Directions =>
Reproduce the data below in full and exclude every picture.

Dataset entries =>
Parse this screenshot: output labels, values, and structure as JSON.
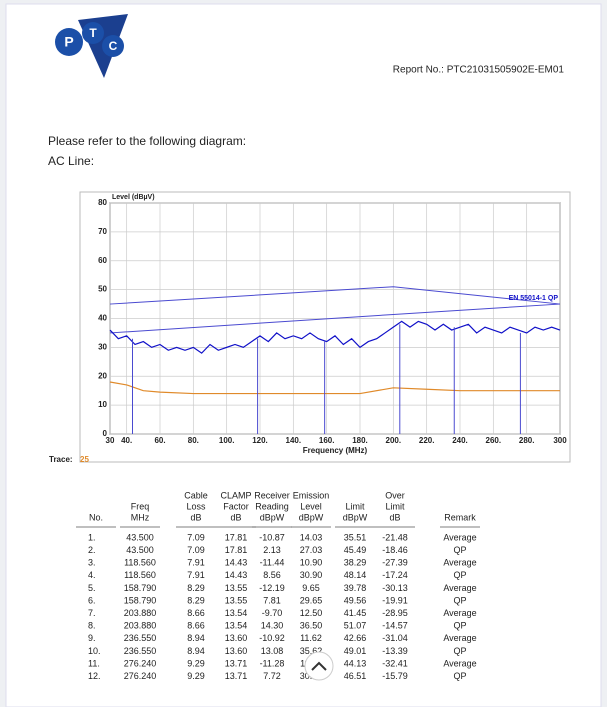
{
  "header": {
    "logo": [
      "P",
      "T",
      "C"
    ],
    "report_no": "Report No.: PTC21031505902E-EM01"
  },
  "intro": "Please refer to the following diagram:",
  "section": "AC Line:",
  "chart_data": {
    "type": "line",
    "y_label": "Level (dBµV)",
    "x_label": "Frequency (MHz)",
    "limit_label": "EN 55014-1 QP",
    "trace_label": "Trace:",
    "trace_no": "25",
    "xlim": [
      30,
      300
    ],
    "ylim": [
      0,
      80
    ],
    "xticks": [
      30,
      {
        "value": 40,
        "label": "40."
      },
      {
        "value": 60,
        "label": "60."
      },
      {
        "value": 80,
        "label": "80."
      },
      {
        "value": 100,
        "label": "100."
      },
      {
        "value": 120,
        "label": "120."
      },
      {
        "value": 140,
        "label": "140."
      },
      {
        "value": 160,
        "label": "160."
      },
      {
        "value": 180,
        "label": "180."
      },
      {
        "value": 200,
        "label": "200."
      },
      {
        "value": 220,
        "label": "220."
      },
      {
        "value": 240,
        "label": "240."
      },
      {
        "value": 260,
        "label": "260."
      },
      {
        "value": 280,
        "label": "280."
      },
      300
    ],
    "yticks": [
      0,
      10,
      20,
      30,
      40,
      50,
      60,
      70,
      80
    ],
    "grid": true,
    "series": [
      {
        "color": "#4a4ad0",
        "x": [
          30,
          200,
          300
        ],
        "values": [
          45,
          51,
          45
        ]
      },
      {
        "color": "#4a4ad0",
        "x": [
          30,
          200,
          300
        ],
        "values": [
          35,
          41.4,
          45
        ]
      },
      {
        "color": "#1010c8",
        "x": [
          30,
          35,
          40,
          45,
          50,
          55,
          60,
          65,
          70,
          75,
          80,
          85,
          90,
          95,
          100,
          105,
          110,
          115,
          120,
          125,
          130,
          135,
          140,
          145,
          150,
          155,
          160,
          165,
          170,
          175,
          180,
          185,
          190,
          195,
          200,
          205,
          210,
          215,
          220,
          225,
          230,
          235,
          240,
          245,
          250,
          255,
          260,
          265,
          270,
          275,
          280,
          285,
          290,
          295,
          300
        ],
        "values": [
          36,
          33,
          34,
          31,
          32,
          30,
          31,
          29,
          30,
          29,
          30,
          28,
          31,
          29,
          30,
          31,
          30,
          32,
          34,
          32,
          35,
          33,
          34,
          33,
          35,
          33,
          32,
          34,
          31,
          33,
          30,
          32,
          33,
          35,
          37,
          39,
          37,
          39,
          38,
          36,
          38,
          36,
          37,
          38,
          35,
          37,
          36,
          35,
          37,
          36,
          35,
          37,
          36,
          37,
          36
        ]
      },
      {
        "color": "#e08a2a",
        "x": [
          30,
          40,
          50,
          60,
          80,
          100,
          120,
          140,
          160,
          180,
          200,
          220,
          240,
          260,
          280,
          300
        ],
        "values": [
          18,
          17,
          15,
          14.5,
          14,
          14,
          14,
          14,
          14,
          14,
          16,
          15.5,
          15,
          15,
          15,
          15
        ]
      }
    ],
    "markers": {
      "color": "#4a4ad0",
      "x": [
        43.5,
        118.56,
        158.79,
        203.88,
        236.55,
        276.24
      ],
      "values": [
        33,
        33,
        32,
        38,
        37,
        35
      ]
    }
  },
  "table": {
    "header": [
      [
        "No."
      ],
      [
        "Freq",
        "MHz"
      ],
      [
        "Cable",
        "Loss",
        "dB"
      ],
      [
        "CLAMP",
        "Factor",
        "dB"
      ],
      [
        "Receiver",
        "Reading",
        "dBpW"
      ],
      [
        "Emission",
        "Level",
        "dBpW"
      ],
      [
        "Limit",
        "dBpW"
      ],
      [
        "Over",
        "Limit",
        "dB"
      ],
      [
        "Remark"
      ]
    ],
    "rows": [
      [
        "1.",
        "43.500",
        "7.09",
        "17.81",
        "-10.87",
        "14.03",
        "35.51",
        "-21.48",
        "Average"
      ],
      [
        "2.",
        "43.500",
        "7.09",
        "17.81",
        "2.13",
        "27.03",
        "45.49",
        "-18.46",
        "QP"
      ],
      [
        "3.",
        "118.560",
        "7.91",
        "14.43",
        "-11.44",
        "10.90",
        "38.29",
        "-27.39",
        "Average"
      ],
      [
        "4.",
        "118.560",
        "7.91",
        "14.43",
        "8.56",
        "30.90",
        "48.14",
        "-17.24",
        "QP"
      ],
      [
        "5.",
        "158.790",
        "8.29",
        "13.55",
        "-12.19",
        "9.65",
        "39.78",
        "-30.13",
        "Average"
      ],
      [
        "6.",
        "158.790",
        "8.29",
        "13.55",
        "7.81",
        "29.65",
        "49.56",
        "-19.91",
        "QP"
      ],
      [
        "7.",
        "203.880",
        "8.66",
        "13.54",
        "-9.70",
        "12.50",
        "41.45",
        "-28.95",
        "Average"
      ],
      [
        "8.",
        "203.880",
        "8.66",
        "13.54",
        "14.30",
        "36.50",
        "51.07",
        "-14.57",
        "QP"
      ],
      [
        "9.",
        "236.550",
        "8.94",
        "13.60",
        "-10.92",
        "11.62",
        "42.66",
        "-31.04",
        "Average"
      ],
      [
        "10.",
        "236.550",
        "8.94",
        "13.60",
        "13.08",
        "35.62",
        "49.01",
        "-13.39",
        "QP"
      ],
      [
        "11.",
        "276.240",
        "9.29",
        "13.71",
        "-11.28",
        "11.72",
        "44.13",
        "-32.41",
        "Average"
      ],
      [
        "12.",
        "276.240",
        "9.29",
        "13.71",
        "7.72",
        "30.72",
        "46.51",
        "-15.79",
        "QP"
      ]
    ]
  }
}
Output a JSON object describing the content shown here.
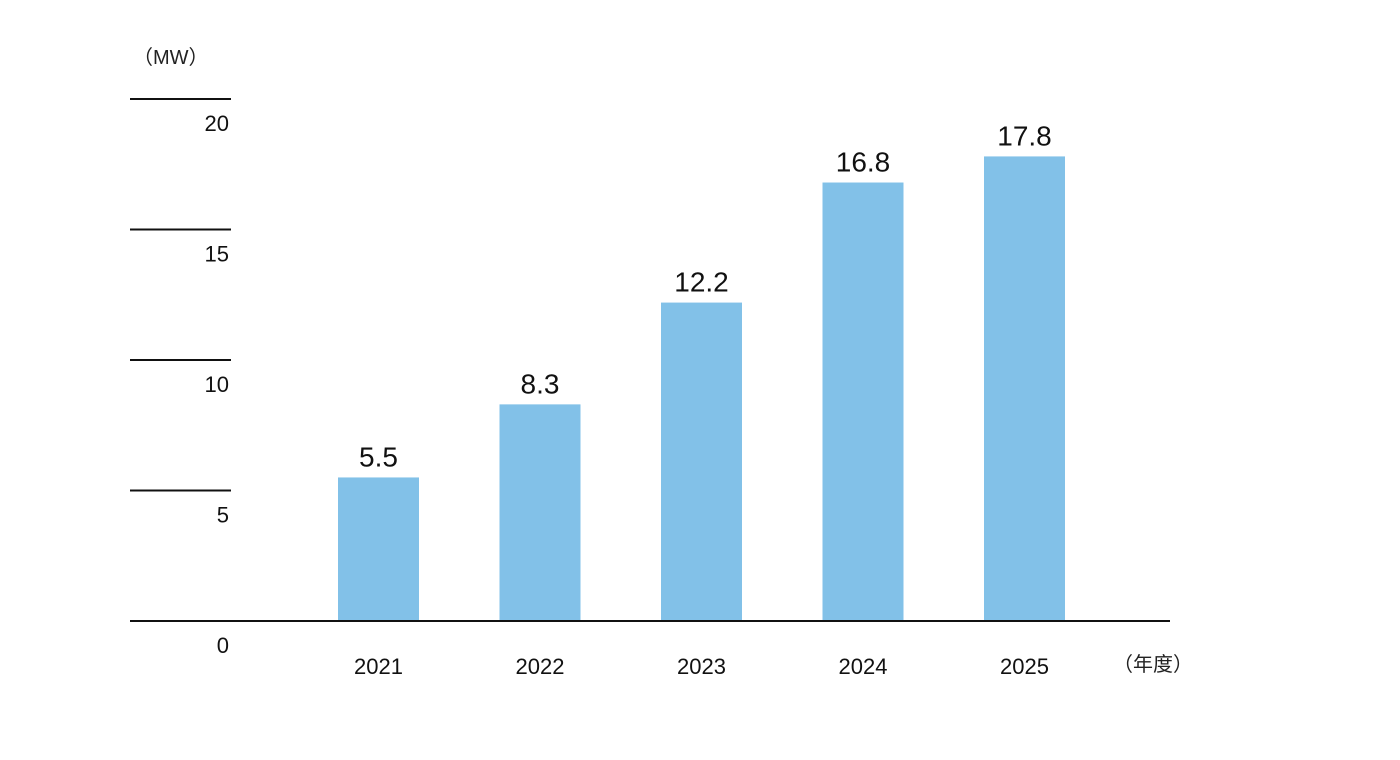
{
  "chart_data": {
    "type": "bar",
    "categories": [
      "2021",
      "2022",
      "2023",
      "2024",
      "2025"
    ],
    "values": [
      5.5,
      8.3,
      12.2,
      16.8,
      17.8
    ],
    "value_labels": [
      "5.5",
      "8.3",
      "12.2",
      "16.8",
      "17.8"
    ],
    "title": "",
    "xlabel": "（年度）",
    "ylabel": "（MW）",
    "ylim": [
      0,
      20
    ],
    "yticks": [
      0,
      5,
      10,
      15,
      20
    ],
    "ytick_labels": [
      "0",
      "5",
      "10",
      "15",
      "20"
    ],
    "grid": false,
    "legend": "none",
    "bar_color": "#82c1e8",
    "axis_color": "#111111"
  }
}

Output for this task =>
Parse this screenshot: output labels, values, and structure as JSON.
{
  "header": {
    "logo": [
      "P",
      "T",
      "C"
    ],
    "report_no": "Report No.: PTC21031505902E-EM01"
  },
  "intro": "Please refer to the following diagram:",
  "section": "AC Line:",
  "chart_data": {
    "type": "line",
    "y_label": "Level (dBµV)",
    "x_label": "Frequency (MHz)",
    "limit_label": "EN 55014-1 QP",
    "trace_label": "Trace:",
    "trace_no": "25",
    "xlim": [
      30,
      300
    ],
    "ylim": [
      0,
      80
    ],
    "xticks": [
      30,
      {
        "value": 40,
        "label": "40."
      },
      {
        "value": 60,
        "label": "60."
      },
      {
        "value": 80,
        "label": "80."
      },
      {
        "value": 100,
        "label": "100."
      },
      {
        "value": 120,
        "label": "120."
      },
      {
        "value": 140,
        "label": "140."
      },
      {
        "value": 160,
        "label": "160."
      },
      {
        "value": 180,
        "label": "180."
      },
      {
        "value": 200,
        "label": "200."
      },
      {
        "value": 220,
        "label": "220."
      },
      {
        "value": 240,
        "label": "240."
      },
      {
        "value": 260,
        "label": "260."
      },
      {
        "value": 280,
        "label": "280."
      },
      300
    ],
    "yticks": [
      0,
      10,
      20,
      30,
      40,
      50,
      60,
      70,
      80
    ],
    "grid": true,
    "series": [
      {
        "color": "#4a4ad0",
        "x": [
          30,
          200,
          300
        ],
        "values": [
          45,
          51,
          45
        ]
      },
      {
        "color": "#4a4ad0",
        "x": [
          30,
          200,
          300
        ],
        "values": [
          35,
          41.4,
          45
        ]
      },
      {
        "color": "#1010c8",
        "x": [
          30,
          35,
          40,
          45,
          50,
          55,
          60,
          65,
          70,
          75,
          80,
          85,
          90,
          95,
          100,
          105,
          110,
          115,
          120,
          125,
          130,
          135,
          140,
          145,
          150,
          155,
          160,
          165,
          170,
          175,
          180,
          185,
          190,
          195,
          200,
          205,
          210,
          215,
          220,
          225,
          230,
          235,
          240,
          245,
          250,
          255,
          260,
          265,
          270,
          275,
          280,
          285,
          290,
          295,
          300
        ],
        "values": [
          36,
          33,
          34,
          31,
          32,
          30,
          31,
          29,
          30,
          29,
          30,
          28,
          31,
          29,
          30,
          31,
          30,
          32,
          34,
          32,
          35,
          33,
          34,
          33,
          35,
          33,
          32,
          34,
          31,
          33,
          30,
          32,
          33,
          35,
          37,
          39,
          37,
          39,
          38,
          36,
          38,
          36,
          37,
          38,
          35,
          37,
          36,
          35,
          37,
          36,
          35,
          37,
          36,
          37,
          36
        ]
      },
      {
        "color": "#e08a2a",
        "x": [
          30,
          40,
          50,
          60,
          80,
          100,
          120,
          140,
          160,
          180,
          200,
          220,
          240,
          260,
          280,
          300
        ],
        "values": [
          18,
          17,
          15,
          14.5,
          14,
          14,
          14,
          14,
          14,
          14,
          16,
          15.5,
          15,
          15,
          15,
          15
        ]
      }
    ],
    "markers": {
      "color": "#4a4ad0",
      "x": [
        43.5,
        118.56,
        158.79,
        203.88,
        236.55,
        276.24
      ],
      "values": [
        33,
        33,
        32,
        38,
        37,
        35
      ]
    }
  },
  "table": {
    "header": [
      [
        "No."
      ],
      [
        "Freq",
        "MHz"
      ],
      [
        "Cable",
        "Loss",
        "dB"
      ],
      [
        "CLAMP",
        "Factor",
        "dB"
      ],
      [
        "Receiver",
        "Reading",
        "dBpW"
      ],
      [
        "Emission",
        "Level",
        "dBpW"
      ],
      [
        "Limit",
        "dBpW"
      ],
      [
        "Over",
        "Limit",
        "dB"
      ],
      [
        "Remark"
      ]
    ],
    "rows": [
      [
        "1.",
        "43.500",
        "7.09",
        "17.81",
        "-10.87",
        "14.03",
        "35.51",
        "-21.48",
        "Average"
      ],
      [
        "2.",
        "43.500",
        "7.09",
        "17.81",
        "2.13",
        "27.03",
        "45.49",
        "-18.46",
        "QP"
      ],
      [
        "3.",
        "118.560",
        "7.91",
        "14.43",
        "-11.44",
        "10.90",
        "38.29",
        "-27.39",
        "Average"
      ],
      [
        "4.",
        "118.560",
        "7.91",
        "14.43",
        "8.56",
        "30.90",
        "48.14",
        "-17.24",
        "QP"
      ],
      [
        "5.",
        "158.790",
        "8.29",
        "13.55",
        "-12.19",
        "9.65",
        "39.78",
        "-30.13",
        "Average"
      ],
      [
        "6.",
        "158.790",
        "8.29",
        "13.55",
        "7.81",
        "29.65",
        "49.56",
        "-19.91",
        "QP"
      ],
      [
        "7.",
        "203.880",
        "8.66",
        "13.54",
        "-9.70",
        "12.50",
        "41.45",
        "-28.95",
        "Average"
      ],
      [
        "8.",
        "203.880",
        "8.66",
        "13.54",
        "14.30",
        "36.50",
        "51.07",
        "-14.57",
        "QP"
      ],
      [
        "9.",
        "236.550",
        "8.94",
        "13.60",
        "-10.92",
        "11.62",
        "42.66",
        "-31.04",
        "Average"
      ],
      [
        "10.",
        "236.550",
        "8.94",
        "13.60",
        "13.08",
        "35.62",
        "49.01",
        "-13.39",
        "QP"
      ],
      [
        "11.",
        "276.240",
        "9.29",
        "13.71",
        "-11.28",
        "11.72",
        "44.13",
        "-32.41",
        "Average"
      ],
      [
        "12.",
        "276.240",
        "9.29",
        "13.71",
        "7.72",
        "30.72",
        "46.51",
        "-15.79",
        "QP"
      ]
    ]
  }
}
Output a JSON object describing the content shown here.
{
  "chart_data": {
    "type": "bar",
    "categories": [
      "2021",
      "2022",
      "2023",
      "2024",
      "2025"
    ],
    "values": [
      5.5,
      8.3,
      12.2,
      16.8,
      17.8
    ],
    "value_labels": [
      "5.5",
      "8.3",
      "12.2",
      "16.8",
      "17.8"
    ],
    "title": "",
    "xlabel": "（年度）",
    "ylabel": "（MW）",
    "ylim": [
      0,
      20
    ],
    "yticks": [
      0,
      5,
      10,
      15,
      20
    ],
    "ytick_labels": [
      "0",
      "5",
      "10",
      "15",
      "20"
    ],
    "grid": false,
    "legend": "none",
    "bar_color": "#82c1e8",
    "axis_color": "#111111"
  }
}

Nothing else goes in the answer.